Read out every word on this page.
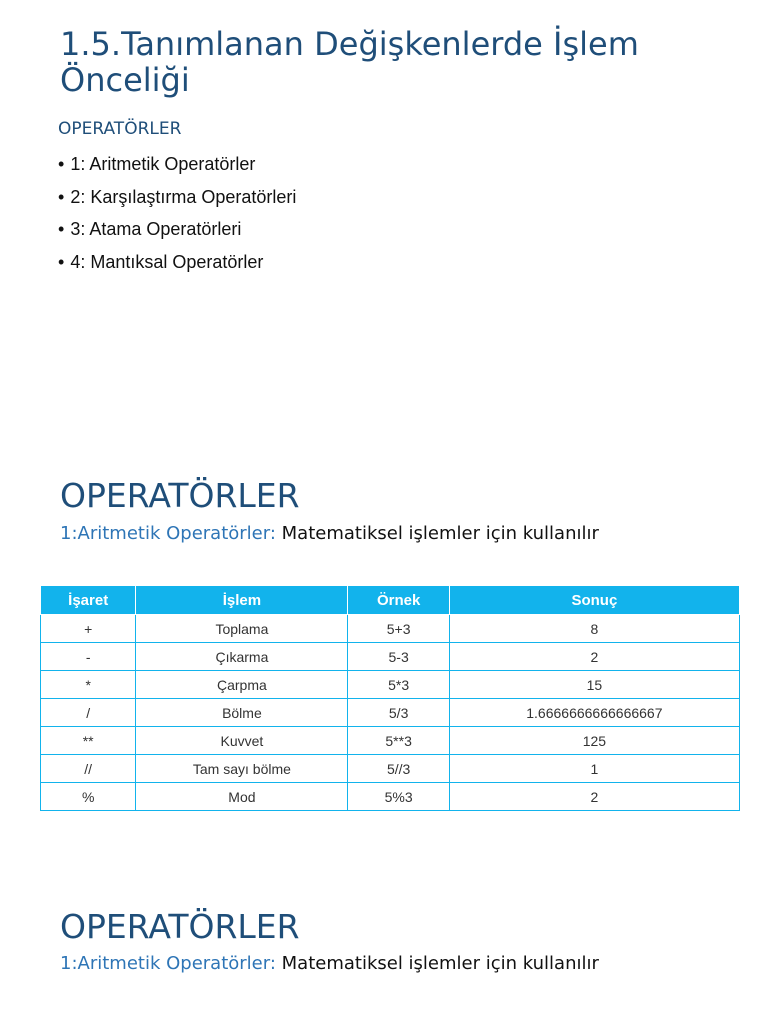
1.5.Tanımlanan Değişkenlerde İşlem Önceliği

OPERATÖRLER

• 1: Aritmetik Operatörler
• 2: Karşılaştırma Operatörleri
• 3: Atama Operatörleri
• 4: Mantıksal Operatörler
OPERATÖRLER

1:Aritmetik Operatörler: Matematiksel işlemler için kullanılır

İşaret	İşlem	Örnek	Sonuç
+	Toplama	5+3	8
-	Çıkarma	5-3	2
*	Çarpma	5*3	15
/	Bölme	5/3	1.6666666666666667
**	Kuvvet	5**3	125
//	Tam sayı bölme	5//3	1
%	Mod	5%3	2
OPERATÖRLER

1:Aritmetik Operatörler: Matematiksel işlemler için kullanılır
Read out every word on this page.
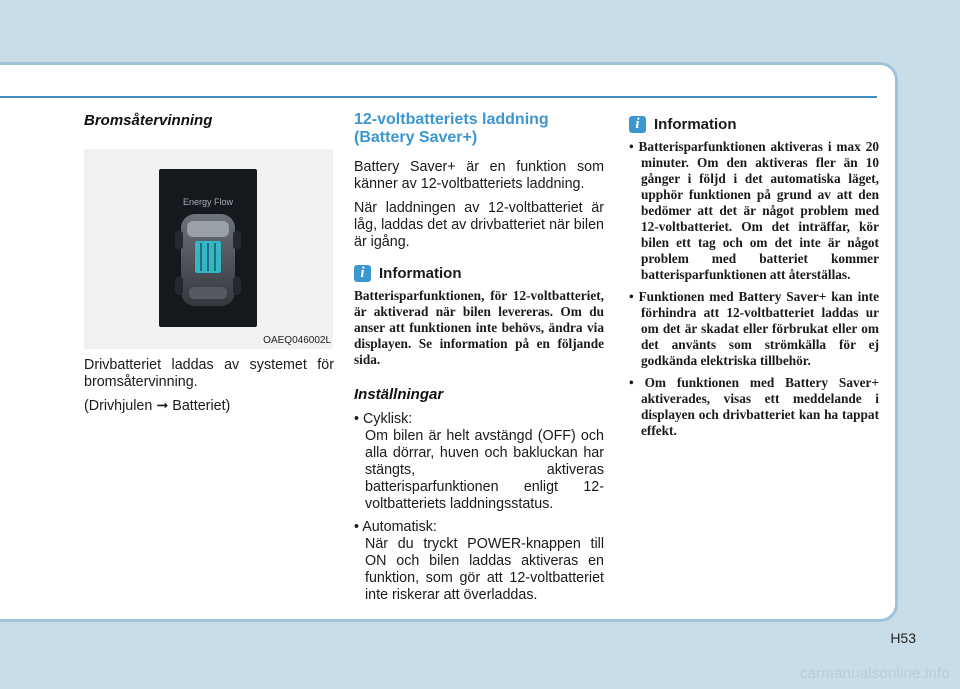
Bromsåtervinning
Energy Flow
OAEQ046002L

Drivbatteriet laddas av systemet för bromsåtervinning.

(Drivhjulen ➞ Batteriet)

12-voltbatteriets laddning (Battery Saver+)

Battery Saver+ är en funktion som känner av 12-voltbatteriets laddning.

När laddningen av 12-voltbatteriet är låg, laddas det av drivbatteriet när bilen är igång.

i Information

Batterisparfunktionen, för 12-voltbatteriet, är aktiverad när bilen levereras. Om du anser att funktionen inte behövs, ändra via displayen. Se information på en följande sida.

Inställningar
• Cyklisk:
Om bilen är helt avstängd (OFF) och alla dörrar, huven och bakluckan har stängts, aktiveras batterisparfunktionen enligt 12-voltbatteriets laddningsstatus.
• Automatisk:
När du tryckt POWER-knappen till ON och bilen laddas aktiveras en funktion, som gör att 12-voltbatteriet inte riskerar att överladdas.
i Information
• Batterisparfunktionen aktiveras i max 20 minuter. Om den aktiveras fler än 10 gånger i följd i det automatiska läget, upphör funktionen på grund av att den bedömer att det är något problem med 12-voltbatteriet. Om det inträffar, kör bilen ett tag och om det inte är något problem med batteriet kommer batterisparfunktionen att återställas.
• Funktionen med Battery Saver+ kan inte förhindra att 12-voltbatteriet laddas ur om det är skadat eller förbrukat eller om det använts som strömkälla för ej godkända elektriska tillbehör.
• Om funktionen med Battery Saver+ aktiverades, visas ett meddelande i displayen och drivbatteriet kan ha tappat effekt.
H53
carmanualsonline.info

☆ ☆ ☆ ☆ ☆

# Work to be completed:
Copy every line of the listing containing the string "Saver".

# Task solution:
12-voltbatteriets laddning (Battery Saver+)
Battery Saver+ är en funktion som känner av 12-voltbatteriets laddning.
• Funktionen med Battery Saver+ kan inte förhindra att 12-voltbatteriet laddas ur om det är skadat eller förbrukat eller om det använts som strömkälla för ej godkända elektriska tillbehör.
• Om funktionen med Battery Saver+ aktiverades, visas ett meddelande i displayen och drivbatteriet kan ha tappat effekt.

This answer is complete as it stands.